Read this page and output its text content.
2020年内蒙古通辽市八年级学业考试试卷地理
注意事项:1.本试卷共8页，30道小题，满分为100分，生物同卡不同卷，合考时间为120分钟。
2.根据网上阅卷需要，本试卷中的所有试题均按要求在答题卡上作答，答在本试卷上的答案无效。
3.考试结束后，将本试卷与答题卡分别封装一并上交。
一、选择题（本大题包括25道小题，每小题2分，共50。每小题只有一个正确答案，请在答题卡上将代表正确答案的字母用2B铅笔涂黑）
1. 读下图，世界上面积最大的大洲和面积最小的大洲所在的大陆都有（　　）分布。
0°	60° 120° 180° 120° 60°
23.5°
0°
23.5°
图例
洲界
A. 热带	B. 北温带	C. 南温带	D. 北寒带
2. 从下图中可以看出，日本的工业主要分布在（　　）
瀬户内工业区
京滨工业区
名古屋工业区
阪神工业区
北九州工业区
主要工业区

============================================================

WHAT IS EXPECTED
Reproduce the entries above in full, verbatim.

REPLY
Read this page and output its text content.
2020年内蒙古通辽市八年级学业考试试卷地理
注意事项:1.本试卷共8页，30道小题，满分为100分，生物同卡不同卷，合考时间为120分钟。
2.根据网上阅卷需要，本试卷中的所有试题均按要求在答题卡上作答，答在本试卷上的答案无效。
3.考试结束后，将本试卷与答题卡分别封装一并上交。
一、选择题（本大题包括25道小题，每小题2分，共50。每小题只有一个正确答案，请在答题卡上将代表正确答案的字母用2B铅笔涂黑）
1. 读下图，世界上面积最大的大洲和面积最小的大洲所在的大陆都有（　　）分布。
0°	60° 120° 180° 120° 60°
23.5°
0°
23.5°
图例
洲界
A. 热带	B. 北温带	C. 南温带	D. 北寒带
2. 从下图中可以看出，日本的工业主要分布在（　　）
瀬户内工业区
京滨工业区
名古屋工业区
阪神工业区
北九州工业区
主要工业区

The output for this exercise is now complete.